| 短い練習 1 |
インタビュー記事の「見かけも悪いし、まとまってな」から「ルとか用具の研究が中心です。」までを、一字一句そのまま書き写してもらえますか？

| 抜粋箇所 |
┄┄┄┄┄┄

筑波大学体育系の浅井武先生にインタビューをさせていただきました。スポーツ流体工学、スポーツコーチングといった分野の論文を執筆されています。スポーツマンそのものといったご風貌から出てくる闊達なお言葉と明るい笑顔が、部屋を彩るカラフルなサッカーボールよりも辺りを明るくしていました。
※聞き手 岡本麻子、河野有紀(カクタス・コミュニケーションズ株式会社)インタビュー実施日: 2019年11月7日 (以下、本文敬称略/肩書、ご所属等はインタビュー当時のものです)
見かけも悪いし、まとまってない研究多いんだけど。狙いとしては、瓢箪から駒作戦です。どんな駒が出てくるのか楽しみですよ。
―――ご専門についてお伺いします。サッカーの科学的なコーチングというと、ゲームやトレーニングのためのメンタルコントロールについてのコーチングなのでしょうか。
(浅井) そういう心理的なところは、学生の研究ではやります。院生がアンケートを行ったり、ストレス測ったりしてコンディションを見ながらパフォーマンスを測ったり。僕自身は、人間の動きとか、テクニックとか、ボールとか用具の研究が中心です。
―――先生は、サッカー球技をするほうがきっかけで研究に入られたんですか。

┄┄┄┄┄┄

| 課題の入力データ |
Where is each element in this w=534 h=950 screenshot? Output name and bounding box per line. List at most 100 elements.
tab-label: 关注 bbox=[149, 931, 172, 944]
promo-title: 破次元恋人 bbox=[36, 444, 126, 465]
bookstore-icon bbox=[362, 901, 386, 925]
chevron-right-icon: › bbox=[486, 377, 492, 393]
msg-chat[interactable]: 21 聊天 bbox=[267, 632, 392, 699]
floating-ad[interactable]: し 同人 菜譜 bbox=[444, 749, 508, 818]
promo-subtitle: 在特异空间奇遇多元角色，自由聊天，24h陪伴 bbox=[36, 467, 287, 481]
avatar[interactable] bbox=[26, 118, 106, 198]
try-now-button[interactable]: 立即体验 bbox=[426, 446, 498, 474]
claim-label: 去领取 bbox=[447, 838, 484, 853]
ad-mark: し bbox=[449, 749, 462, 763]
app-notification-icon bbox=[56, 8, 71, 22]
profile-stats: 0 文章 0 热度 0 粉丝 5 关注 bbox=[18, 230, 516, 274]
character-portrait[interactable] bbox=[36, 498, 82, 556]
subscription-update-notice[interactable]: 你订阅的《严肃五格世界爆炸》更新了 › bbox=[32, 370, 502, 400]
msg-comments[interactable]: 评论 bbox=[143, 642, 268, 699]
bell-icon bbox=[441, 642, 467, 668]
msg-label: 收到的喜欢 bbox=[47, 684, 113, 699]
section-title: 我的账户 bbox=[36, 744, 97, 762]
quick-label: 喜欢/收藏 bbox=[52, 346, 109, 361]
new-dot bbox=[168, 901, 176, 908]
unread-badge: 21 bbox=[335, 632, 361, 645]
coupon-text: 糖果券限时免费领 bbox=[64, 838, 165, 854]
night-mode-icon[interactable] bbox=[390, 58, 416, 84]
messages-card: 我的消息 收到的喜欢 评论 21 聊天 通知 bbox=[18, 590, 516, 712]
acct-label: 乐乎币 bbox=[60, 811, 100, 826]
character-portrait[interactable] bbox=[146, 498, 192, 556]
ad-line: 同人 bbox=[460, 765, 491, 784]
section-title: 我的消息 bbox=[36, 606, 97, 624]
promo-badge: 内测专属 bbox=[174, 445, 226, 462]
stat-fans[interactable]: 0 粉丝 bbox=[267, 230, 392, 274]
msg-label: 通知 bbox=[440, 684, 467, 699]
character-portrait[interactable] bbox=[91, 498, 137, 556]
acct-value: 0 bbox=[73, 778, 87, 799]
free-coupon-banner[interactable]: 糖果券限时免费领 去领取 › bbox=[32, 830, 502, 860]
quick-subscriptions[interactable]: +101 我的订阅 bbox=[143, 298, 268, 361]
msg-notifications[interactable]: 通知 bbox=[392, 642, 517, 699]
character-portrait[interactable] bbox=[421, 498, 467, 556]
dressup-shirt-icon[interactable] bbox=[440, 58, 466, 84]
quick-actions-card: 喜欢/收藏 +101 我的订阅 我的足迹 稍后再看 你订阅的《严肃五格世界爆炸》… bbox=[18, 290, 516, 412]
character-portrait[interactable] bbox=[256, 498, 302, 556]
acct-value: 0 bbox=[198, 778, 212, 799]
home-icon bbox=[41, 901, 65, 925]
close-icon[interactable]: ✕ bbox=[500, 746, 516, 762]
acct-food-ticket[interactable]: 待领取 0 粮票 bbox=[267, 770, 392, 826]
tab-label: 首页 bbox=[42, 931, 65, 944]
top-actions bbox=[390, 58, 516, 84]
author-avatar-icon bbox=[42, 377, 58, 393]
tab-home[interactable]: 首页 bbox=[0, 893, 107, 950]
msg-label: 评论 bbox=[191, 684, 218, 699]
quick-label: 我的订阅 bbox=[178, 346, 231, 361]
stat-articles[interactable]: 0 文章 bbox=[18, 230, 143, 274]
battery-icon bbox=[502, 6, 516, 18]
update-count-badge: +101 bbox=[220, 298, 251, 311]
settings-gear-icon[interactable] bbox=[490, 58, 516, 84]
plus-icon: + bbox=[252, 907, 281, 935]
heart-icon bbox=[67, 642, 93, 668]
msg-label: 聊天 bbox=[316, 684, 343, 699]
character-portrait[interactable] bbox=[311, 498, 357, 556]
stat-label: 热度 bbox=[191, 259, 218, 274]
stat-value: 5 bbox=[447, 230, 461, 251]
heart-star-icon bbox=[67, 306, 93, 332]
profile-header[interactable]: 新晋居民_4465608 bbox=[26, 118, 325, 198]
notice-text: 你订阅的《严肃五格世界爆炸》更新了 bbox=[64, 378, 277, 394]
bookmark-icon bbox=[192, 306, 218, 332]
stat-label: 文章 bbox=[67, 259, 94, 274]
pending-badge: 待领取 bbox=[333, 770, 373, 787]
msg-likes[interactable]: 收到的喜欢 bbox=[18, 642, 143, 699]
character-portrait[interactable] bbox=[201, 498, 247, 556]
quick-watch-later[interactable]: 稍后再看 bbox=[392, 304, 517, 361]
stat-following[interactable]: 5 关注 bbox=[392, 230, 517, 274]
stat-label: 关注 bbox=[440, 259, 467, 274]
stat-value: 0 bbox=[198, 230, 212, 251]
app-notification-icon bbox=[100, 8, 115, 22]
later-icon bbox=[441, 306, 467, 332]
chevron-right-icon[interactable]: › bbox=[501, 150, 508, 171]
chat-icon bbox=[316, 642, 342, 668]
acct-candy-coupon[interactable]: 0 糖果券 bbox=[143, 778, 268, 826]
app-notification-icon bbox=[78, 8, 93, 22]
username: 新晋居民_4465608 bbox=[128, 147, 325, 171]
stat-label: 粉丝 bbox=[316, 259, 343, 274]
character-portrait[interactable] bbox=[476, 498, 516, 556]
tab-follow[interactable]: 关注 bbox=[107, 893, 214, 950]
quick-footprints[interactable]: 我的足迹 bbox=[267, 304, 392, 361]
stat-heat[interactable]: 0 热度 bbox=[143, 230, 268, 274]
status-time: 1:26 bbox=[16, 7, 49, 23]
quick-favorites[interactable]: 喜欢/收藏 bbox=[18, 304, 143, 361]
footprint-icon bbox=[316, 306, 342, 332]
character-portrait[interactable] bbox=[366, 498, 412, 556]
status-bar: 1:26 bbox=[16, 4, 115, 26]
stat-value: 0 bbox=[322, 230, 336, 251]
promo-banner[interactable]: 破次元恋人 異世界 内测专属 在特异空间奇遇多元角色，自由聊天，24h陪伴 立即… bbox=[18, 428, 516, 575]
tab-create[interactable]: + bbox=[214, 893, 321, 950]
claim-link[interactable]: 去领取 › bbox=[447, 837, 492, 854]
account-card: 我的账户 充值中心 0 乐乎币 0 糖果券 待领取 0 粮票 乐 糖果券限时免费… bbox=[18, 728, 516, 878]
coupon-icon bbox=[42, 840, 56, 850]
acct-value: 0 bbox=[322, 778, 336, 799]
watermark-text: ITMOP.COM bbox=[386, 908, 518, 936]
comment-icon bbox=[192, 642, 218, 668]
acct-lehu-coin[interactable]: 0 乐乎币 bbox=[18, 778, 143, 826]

┄┄┄┄┄┄

| 短い練習 2 |
インタビュー記事の後に続く行の先頭から「bookstore-icon bbox=[362, 901, 386, 925]」を含む行までを、両端も含めてそのまま書き出してもらえますか？

| 正しい解答 1 |
見かけも悪いし、まとまってない研究多いんだけど。狙いとしては、瓢箪から駒作戦です。どんな駒が出てくるのか楽しみですよ。
―――ご専門についてお伺いします。サッカーの科学的なコーチングというと、ゲームやトレーニングのためのメンタルコントロールについてのコーチングなのでしょうか。
(浅井) そういう心理的なところは、学生の研究ではやります。院生がアンケートを行ったり、ストレス測ったりしてコンディションを見ながらパフォーマンスを測ったり。僕自身は、人間の動きとか、テクニックとか、ボールとか用具の研究が中心です。

| 正しい解答 2 |
Where is each element in this w=534 h=950 screenshot? Output name and bounding box per line. List at most 100 elements.
tab-label: 关注 bbox=[149, 931, 172, 944]
promo-title: 破次元恋人 bbox=[36, 444, 126, 465]
bookstore-icon bbox=[362, 901, 386, 925]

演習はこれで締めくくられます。